Copy out the entries in full and with complete accuracy; pictures are excluded.

--- START OF SUPPLIED MATERIAL ---

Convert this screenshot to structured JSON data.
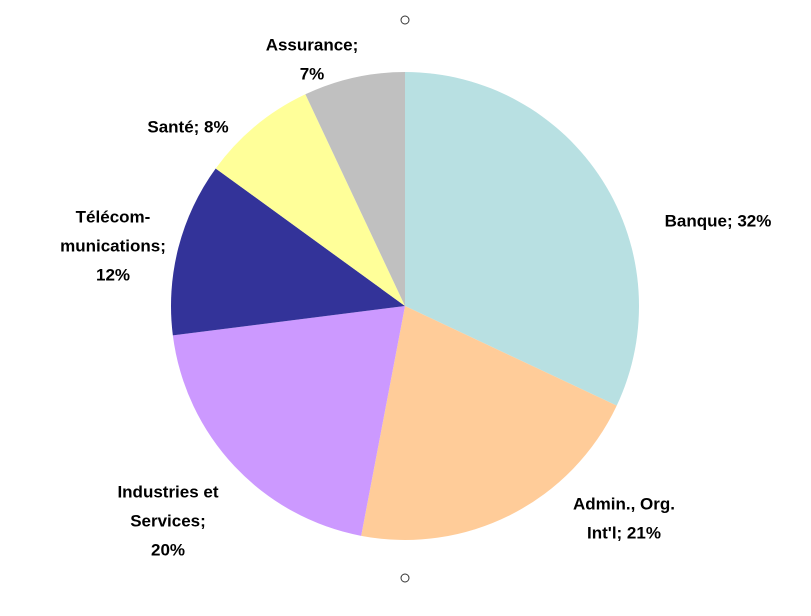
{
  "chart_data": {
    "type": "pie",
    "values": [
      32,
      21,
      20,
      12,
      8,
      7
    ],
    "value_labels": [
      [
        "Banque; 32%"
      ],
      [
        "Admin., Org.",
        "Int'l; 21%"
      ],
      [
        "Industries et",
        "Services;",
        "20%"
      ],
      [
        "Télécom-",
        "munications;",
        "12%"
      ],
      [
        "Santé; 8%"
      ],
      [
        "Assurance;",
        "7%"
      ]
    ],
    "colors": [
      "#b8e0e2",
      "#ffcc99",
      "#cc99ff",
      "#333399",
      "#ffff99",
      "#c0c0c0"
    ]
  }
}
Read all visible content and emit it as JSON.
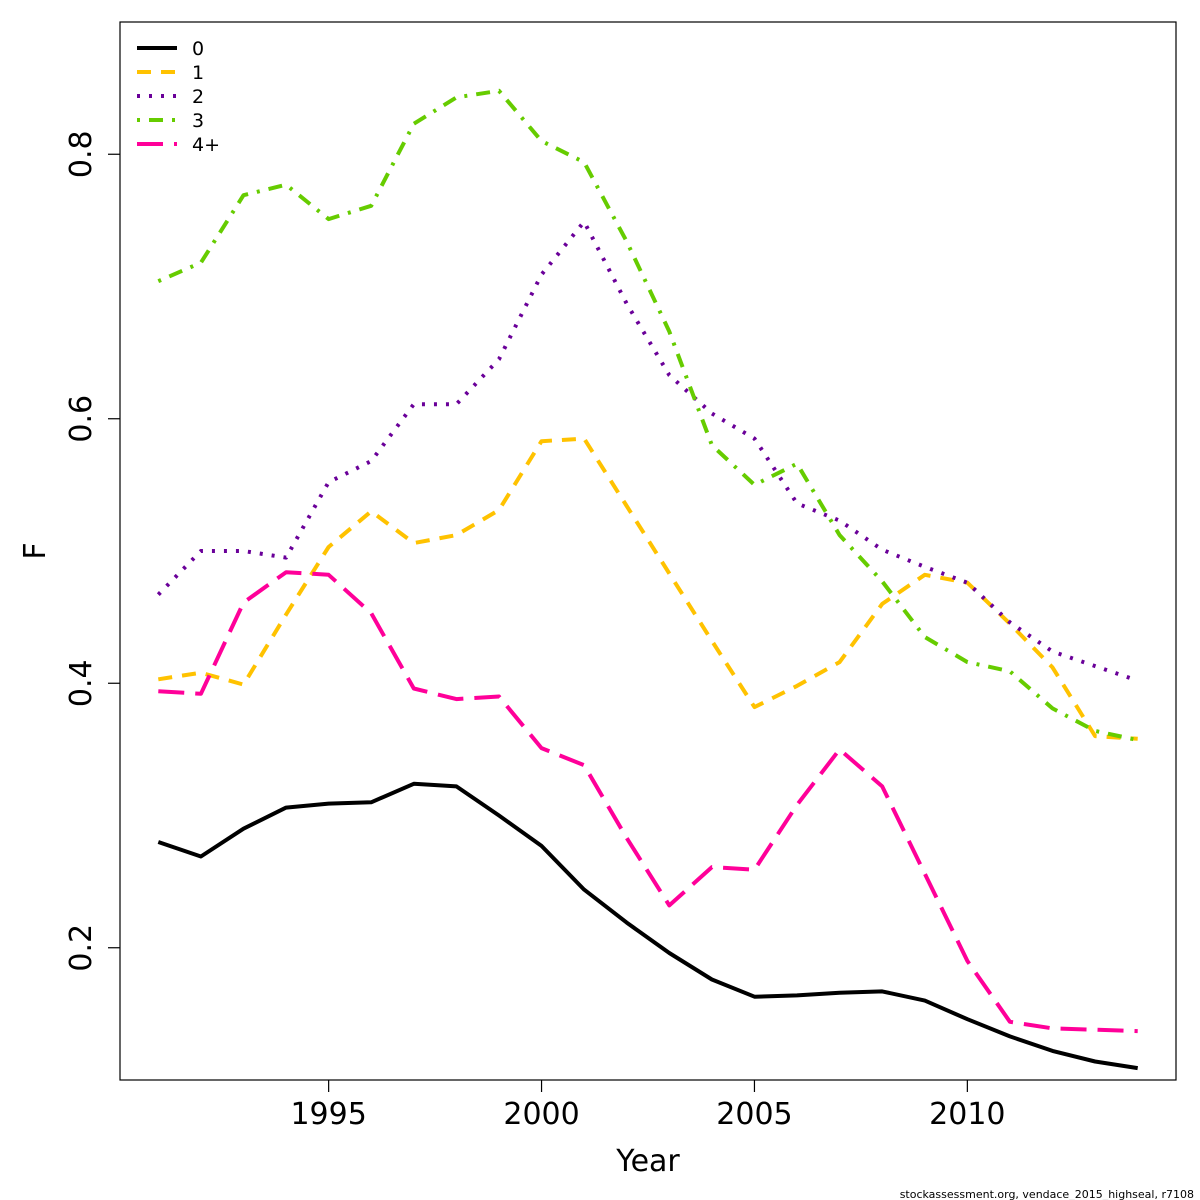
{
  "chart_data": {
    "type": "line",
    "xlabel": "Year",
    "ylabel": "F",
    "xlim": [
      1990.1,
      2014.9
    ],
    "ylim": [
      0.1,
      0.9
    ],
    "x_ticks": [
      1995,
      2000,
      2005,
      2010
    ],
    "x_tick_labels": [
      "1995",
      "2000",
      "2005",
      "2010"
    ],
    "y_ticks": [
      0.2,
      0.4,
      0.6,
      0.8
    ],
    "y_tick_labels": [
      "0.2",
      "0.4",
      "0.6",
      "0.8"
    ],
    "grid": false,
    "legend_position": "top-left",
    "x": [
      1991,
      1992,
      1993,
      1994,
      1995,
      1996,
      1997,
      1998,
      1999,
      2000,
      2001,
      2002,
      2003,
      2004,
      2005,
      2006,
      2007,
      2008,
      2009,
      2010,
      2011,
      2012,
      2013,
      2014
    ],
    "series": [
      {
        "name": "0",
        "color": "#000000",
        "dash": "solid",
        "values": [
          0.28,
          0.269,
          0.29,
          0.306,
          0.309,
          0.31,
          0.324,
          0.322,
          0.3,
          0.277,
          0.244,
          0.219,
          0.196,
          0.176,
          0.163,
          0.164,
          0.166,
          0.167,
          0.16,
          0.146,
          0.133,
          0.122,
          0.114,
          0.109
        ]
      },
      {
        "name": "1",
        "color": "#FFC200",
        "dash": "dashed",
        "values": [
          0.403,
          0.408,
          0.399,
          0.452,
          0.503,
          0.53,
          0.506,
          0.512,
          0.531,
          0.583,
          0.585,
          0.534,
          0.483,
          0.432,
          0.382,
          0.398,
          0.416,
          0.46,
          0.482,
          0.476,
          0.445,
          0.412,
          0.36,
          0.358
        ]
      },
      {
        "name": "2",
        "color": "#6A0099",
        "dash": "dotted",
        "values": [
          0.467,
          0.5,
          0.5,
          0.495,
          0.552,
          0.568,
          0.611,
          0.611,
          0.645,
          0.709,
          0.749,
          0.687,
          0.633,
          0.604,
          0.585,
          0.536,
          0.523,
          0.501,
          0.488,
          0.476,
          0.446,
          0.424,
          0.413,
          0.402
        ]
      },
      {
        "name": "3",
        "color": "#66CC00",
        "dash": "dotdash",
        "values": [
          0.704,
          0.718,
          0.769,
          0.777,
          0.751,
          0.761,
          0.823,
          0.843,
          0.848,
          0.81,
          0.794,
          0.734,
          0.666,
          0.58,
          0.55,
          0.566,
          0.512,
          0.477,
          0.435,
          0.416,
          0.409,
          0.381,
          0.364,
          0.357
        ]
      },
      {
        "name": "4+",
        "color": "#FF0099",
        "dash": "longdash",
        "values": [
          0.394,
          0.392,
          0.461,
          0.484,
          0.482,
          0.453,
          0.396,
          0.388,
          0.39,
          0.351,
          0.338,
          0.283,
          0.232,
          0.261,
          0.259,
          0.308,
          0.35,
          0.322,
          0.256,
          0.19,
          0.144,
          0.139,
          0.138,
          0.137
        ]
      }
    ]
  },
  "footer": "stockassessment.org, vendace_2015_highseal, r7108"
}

--- END OF SUPPLIED MATERIAL ---

• _WRITTEN ANSWER_:
Convert this screenshot to structured JSON data.
{
  "chart_data": {
    "type": "pie",
    "values": [
      32,
      21,
      20,
      12,
      8,
      7
    ],
    "value_labels": [
      [
        "Banque; 32%"
      ],
      [
        "Admin., Org.",
        "Int'l; 21%"
      ],
      [
        "Industries et",
        "Services;",
        "20%"
      ],
      [
        "Télécom-",
        "munications;",
        "12%"
      ],
      [
        "Santé; 8%"
      ],
      [
        "Assurance;",
        "7%"
      ]
    ],
    "colors": [
      "#b8e0e2",
      "#ffcc99",
      "#cc99ff",
      "#333399",
      "#ffff99",
      "#c0c0c0"
    ]
  }
}
Read all visible content and emit it as JSON.
{
  "chart_data": {
    "type": "line",
    "xlabel": "Year",
    "ylabel": "F",
    "xlim": [
      1990.1,
      2014.9
    ],
    "ylim": [
      0.1,
      0.9
    ],
    "x_ticks": [
      1995,
      2000,
      2005,
      2010
    ],
    "x_tick_labels": [
      "1995",
      "2000",
      "2005",
      "2010"
    ],
    "y_ticks": [
      0.2,
      0.4,
      0.6,
      0.8
    ],
    "y_tick_labels": [
      "0.2",
      "0.4",
      "0.6",
      "0.8"
    ],
    "grid": false,
    "legend_position": "top-left",
    "x": [
      1991,
      1992,
      1993,
      1994,
      1995,
      1996,
      1997,
      1998,
      1999,
      2000,
      2001,
      2002,
      2003,
      2004,
      2005,
      2006,
      2007,
      2008,
      2009,
      2010,
      2011,
      2012,
      2013,
      2014
    ],
    "series": [
      {
        "name": "0",
        "color": "#000000",
        "dash": "solid",
        "values": [
          0.28,
          0.269,
          0.29,
          0.306,
          0.309,
          0.31,
          0.324,
          0.322,
          0.3,
          0.277,
          0.244,
          0.219,
          0.196,
          0.176,
          0.163,
          0.164,
          0.166,
          0.167,
          0.16,
          0.146,
          0.133,
          0.122,
          0.114,
          0.109
        ]
      },
      {
        "name": "1",
        "color": "#FFC200",
        "dash": "dashed",
        "values": [
          0.403,
          0.408,
          0.399,
          0.452,
          0.503,
          0.53,
          0.506,
          0.512,
          0.531,
          0.583,
          0.585,
          0.534,
          0.483,
          0.432,
          0.382,
          0.398,
          0.416,
          0.46,
          0.482,
          0.476,
          0.445,
          0.412,
          0.36,
          0.358
        ]
      },
      {
        "name": "2",
        "color": "#6A0099",
        "dash": "dotted",
        "values": [
          0.467,
          0.5,
          0.5,
          0.495,
          0.552,
          0.568,
          0.611,
          0.611,
          0.645,
          0.709,
          0.749,
          0.687,
          0.633,
          0.604,
          0.585,
          0.536,
          0.523,
          0.501,
          0.488,
          0.476,
          0.446,
          0.424,
          0.413,
          0.402
        ]
      },
      {
        "name": "3",
        "color": "#66CC00",
        "dash": "dotdash",
        "values": [
          0.704,
          0.718,
          0.769,
          0.777,
          0.751,
          0.761,
          0.823,
          0.843,
          0.848,
          0.81,
          0.794,
          0.734,
          0.666,
          0.58,
          0.55,
          0.566,
          0.512,
          0.477,
          0.435,
          0.416,
          0.409,
          0.381,
          0.364,
          0.357
        ]
      },
      {
        "name": "4+",
        "color": "#FF0099",
        "dash": "longdash",
        "values": [
          0.394,
          0.392,
          0.461,
          0.484,
          0.482,
          0.453,
          0.396,
          0.388,
          0.39,
          0.351,
          0.338,
          0.283,
          0.232,
          0.261,
          0.259,
          0.308,
          0.35,
          0.322,
          0.256,
          0.19,
          0.144,
          0.139,
          0.138,
          0.137
        ]
      }
    ]
  },
  "footer": "stockassessment.org, vendace_2015_highseal, r7108"
}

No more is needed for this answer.